# Given instruction
Write out every line below that includes the word "bovina".

-- Begin --

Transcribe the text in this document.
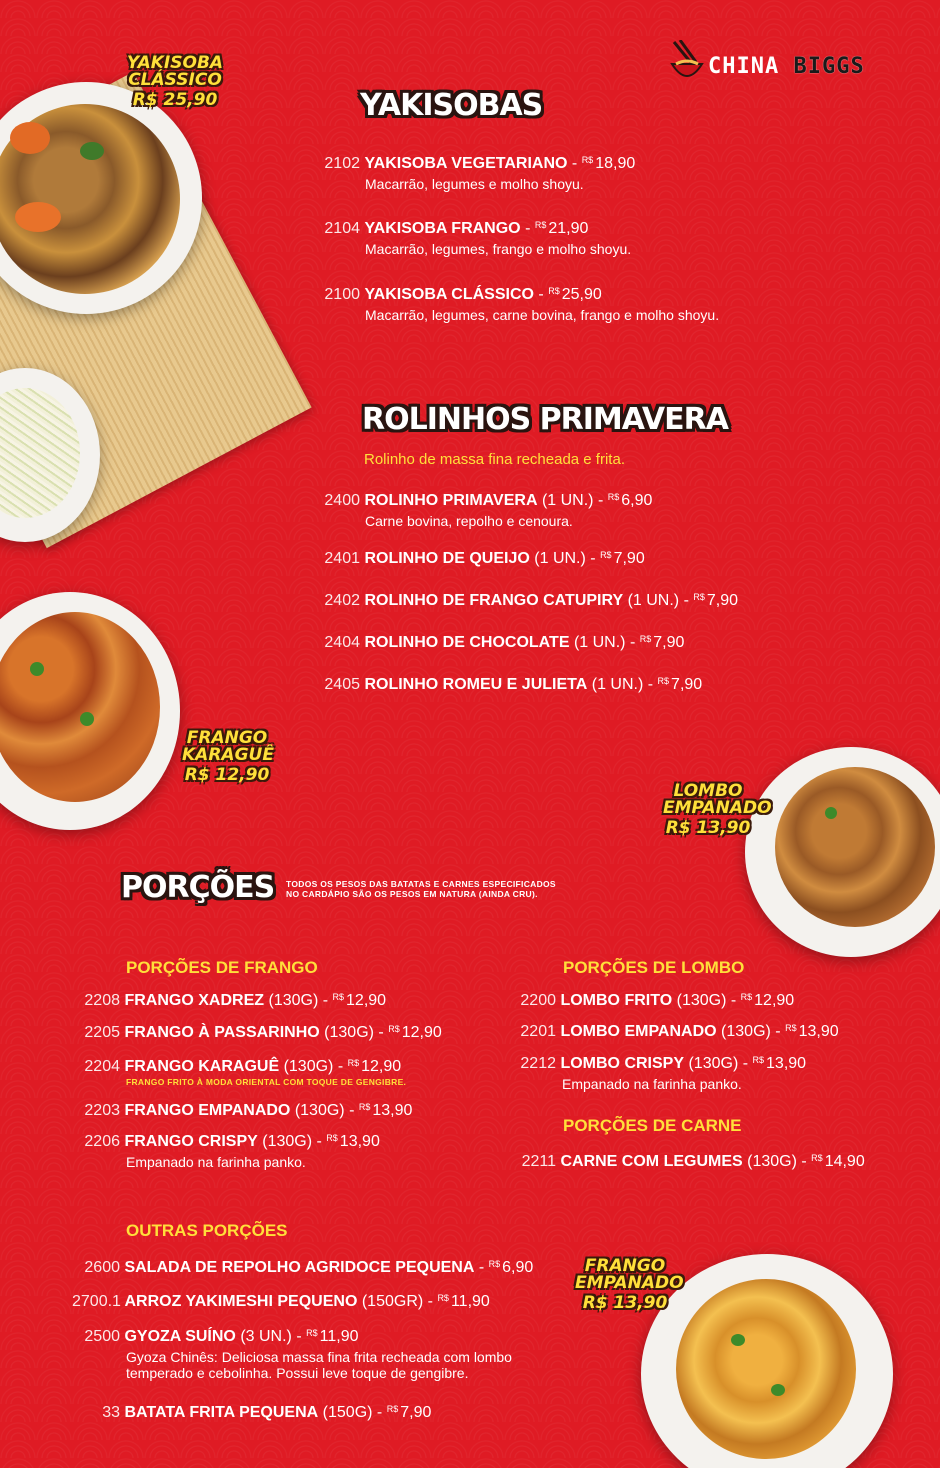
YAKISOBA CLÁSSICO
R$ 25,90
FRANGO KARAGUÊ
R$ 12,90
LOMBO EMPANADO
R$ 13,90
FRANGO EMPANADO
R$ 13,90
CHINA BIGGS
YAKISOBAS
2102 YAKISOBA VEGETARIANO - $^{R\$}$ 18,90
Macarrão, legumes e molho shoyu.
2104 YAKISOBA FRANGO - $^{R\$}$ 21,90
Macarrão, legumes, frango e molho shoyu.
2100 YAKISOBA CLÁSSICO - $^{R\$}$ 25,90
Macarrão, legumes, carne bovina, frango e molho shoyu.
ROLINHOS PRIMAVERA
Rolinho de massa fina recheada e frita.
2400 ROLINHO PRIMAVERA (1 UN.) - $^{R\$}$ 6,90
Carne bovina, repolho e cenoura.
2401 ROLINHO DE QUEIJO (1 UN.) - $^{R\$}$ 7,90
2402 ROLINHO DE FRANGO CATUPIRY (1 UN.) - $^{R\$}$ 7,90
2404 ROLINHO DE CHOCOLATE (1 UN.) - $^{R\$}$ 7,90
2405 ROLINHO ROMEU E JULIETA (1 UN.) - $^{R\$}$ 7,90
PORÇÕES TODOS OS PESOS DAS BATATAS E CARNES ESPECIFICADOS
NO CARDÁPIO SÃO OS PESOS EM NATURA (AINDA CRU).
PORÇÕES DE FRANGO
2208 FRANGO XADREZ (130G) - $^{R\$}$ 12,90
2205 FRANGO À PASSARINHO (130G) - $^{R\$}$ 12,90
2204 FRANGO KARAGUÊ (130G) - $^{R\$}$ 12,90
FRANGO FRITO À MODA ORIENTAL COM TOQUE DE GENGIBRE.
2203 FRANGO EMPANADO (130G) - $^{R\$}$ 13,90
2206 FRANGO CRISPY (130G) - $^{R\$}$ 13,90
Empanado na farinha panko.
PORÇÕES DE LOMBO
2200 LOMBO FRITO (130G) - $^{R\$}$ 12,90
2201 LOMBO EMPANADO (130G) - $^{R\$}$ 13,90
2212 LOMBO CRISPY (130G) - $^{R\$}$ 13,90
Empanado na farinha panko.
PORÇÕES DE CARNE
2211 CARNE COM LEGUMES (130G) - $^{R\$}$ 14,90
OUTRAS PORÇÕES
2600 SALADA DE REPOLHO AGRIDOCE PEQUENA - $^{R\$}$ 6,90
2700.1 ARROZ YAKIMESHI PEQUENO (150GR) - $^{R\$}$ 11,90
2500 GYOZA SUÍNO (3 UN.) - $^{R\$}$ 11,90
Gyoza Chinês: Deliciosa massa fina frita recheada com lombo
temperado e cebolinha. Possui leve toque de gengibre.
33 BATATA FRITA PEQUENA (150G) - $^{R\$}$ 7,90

-- End --
-- Begin --

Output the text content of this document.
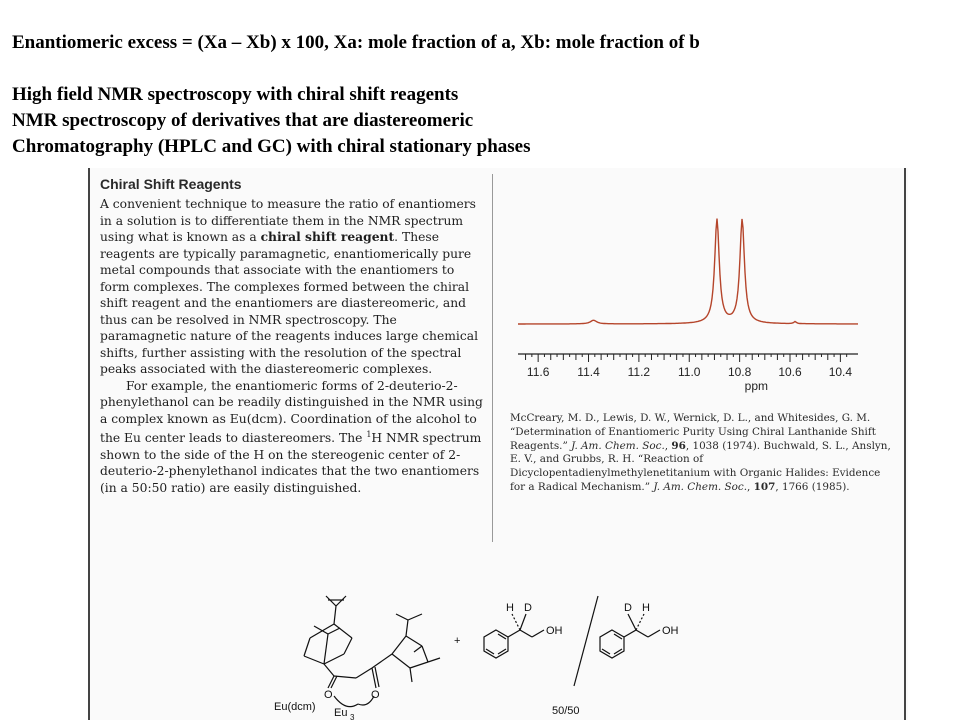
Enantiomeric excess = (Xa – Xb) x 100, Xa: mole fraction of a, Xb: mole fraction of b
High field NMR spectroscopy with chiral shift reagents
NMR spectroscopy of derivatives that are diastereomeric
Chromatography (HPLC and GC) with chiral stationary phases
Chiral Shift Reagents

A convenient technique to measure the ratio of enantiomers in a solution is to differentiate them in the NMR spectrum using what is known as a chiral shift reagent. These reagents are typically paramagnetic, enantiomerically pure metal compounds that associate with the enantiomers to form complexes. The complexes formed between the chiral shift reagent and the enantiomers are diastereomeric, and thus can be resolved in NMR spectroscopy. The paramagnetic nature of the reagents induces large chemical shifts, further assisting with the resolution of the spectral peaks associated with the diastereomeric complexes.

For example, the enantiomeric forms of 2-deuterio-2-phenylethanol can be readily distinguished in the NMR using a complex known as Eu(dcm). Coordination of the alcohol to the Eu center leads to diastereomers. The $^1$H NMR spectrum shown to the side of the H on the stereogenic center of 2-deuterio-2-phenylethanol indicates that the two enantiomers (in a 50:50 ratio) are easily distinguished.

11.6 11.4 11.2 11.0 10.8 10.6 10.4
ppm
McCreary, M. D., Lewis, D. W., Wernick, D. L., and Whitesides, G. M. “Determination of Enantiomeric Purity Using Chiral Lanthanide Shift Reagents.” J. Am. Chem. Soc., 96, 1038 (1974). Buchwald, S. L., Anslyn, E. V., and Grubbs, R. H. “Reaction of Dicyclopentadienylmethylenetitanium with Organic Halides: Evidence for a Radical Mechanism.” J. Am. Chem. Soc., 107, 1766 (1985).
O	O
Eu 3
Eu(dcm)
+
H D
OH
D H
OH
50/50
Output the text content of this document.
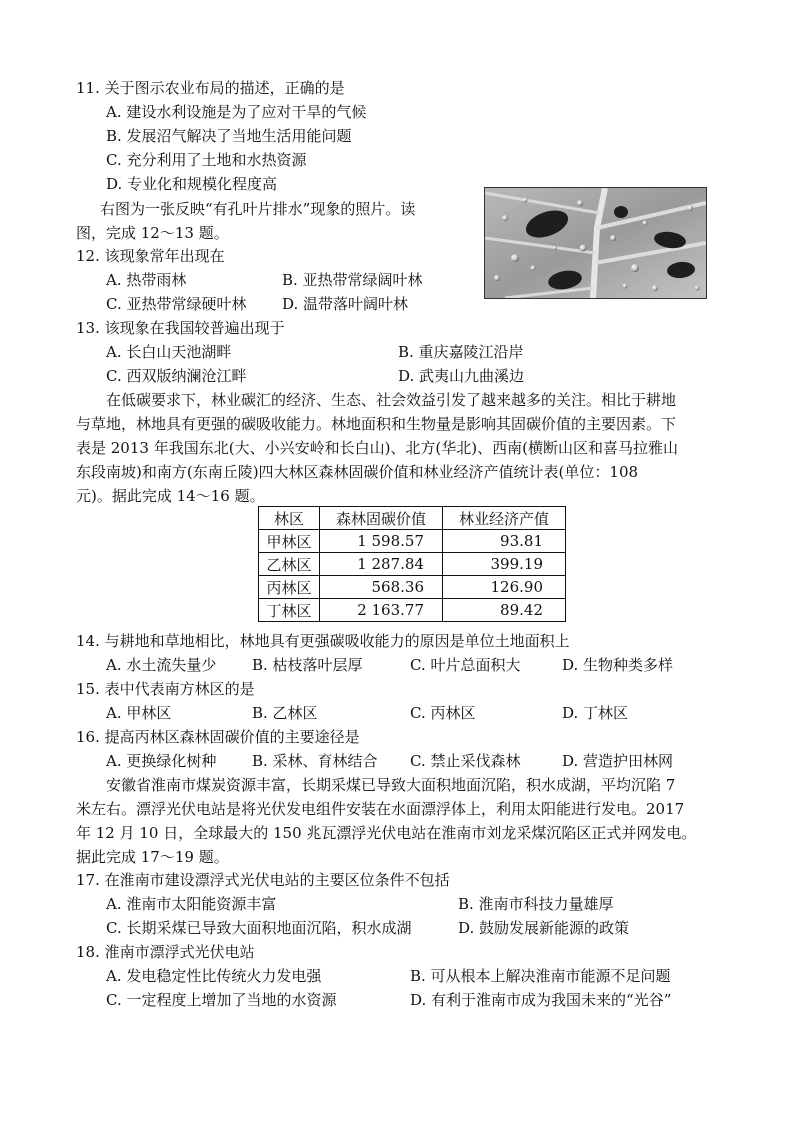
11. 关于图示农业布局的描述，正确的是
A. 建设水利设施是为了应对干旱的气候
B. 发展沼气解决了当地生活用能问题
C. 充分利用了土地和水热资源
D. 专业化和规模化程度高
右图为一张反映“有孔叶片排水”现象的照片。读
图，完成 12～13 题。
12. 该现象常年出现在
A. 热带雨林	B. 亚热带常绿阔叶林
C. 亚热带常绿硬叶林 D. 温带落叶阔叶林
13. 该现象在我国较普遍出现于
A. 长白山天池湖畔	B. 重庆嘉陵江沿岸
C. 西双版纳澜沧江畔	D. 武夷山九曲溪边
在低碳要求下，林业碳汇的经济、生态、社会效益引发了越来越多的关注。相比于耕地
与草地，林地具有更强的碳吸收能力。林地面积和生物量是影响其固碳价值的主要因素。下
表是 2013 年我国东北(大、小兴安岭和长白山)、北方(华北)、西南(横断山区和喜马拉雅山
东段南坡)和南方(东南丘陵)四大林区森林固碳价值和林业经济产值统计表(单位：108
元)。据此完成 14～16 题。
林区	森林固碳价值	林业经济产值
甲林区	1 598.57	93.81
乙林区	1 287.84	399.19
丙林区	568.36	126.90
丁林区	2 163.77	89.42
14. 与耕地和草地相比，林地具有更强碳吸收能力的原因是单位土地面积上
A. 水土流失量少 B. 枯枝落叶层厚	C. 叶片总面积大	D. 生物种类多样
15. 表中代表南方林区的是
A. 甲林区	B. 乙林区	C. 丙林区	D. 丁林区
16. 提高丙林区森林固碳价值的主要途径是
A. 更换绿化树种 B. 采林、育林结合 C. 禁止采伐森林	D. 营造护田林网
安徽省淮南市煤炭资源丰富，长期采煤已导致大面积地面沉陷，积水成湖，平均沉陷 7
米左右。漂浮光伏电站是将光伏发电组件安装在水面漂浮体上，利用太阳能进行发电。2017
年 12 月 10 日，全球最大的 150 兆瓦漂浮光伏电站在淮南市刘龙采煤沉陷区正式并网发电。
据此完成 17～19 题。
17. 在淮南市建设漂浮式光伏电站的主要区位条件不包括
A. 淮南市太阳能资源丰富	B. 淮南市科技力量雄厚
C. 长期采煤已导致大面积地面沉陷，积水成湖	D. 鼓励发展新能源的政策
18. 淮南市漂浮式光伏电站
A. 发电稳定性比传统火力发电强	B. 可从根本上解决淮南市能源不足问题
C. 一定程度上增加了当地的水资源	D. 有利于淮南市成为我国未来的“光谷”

-- End --

# Reply
Macarrão, legumes, carne bovina, frango e molho shoyu.
Carne bovina, repolho e cenoura.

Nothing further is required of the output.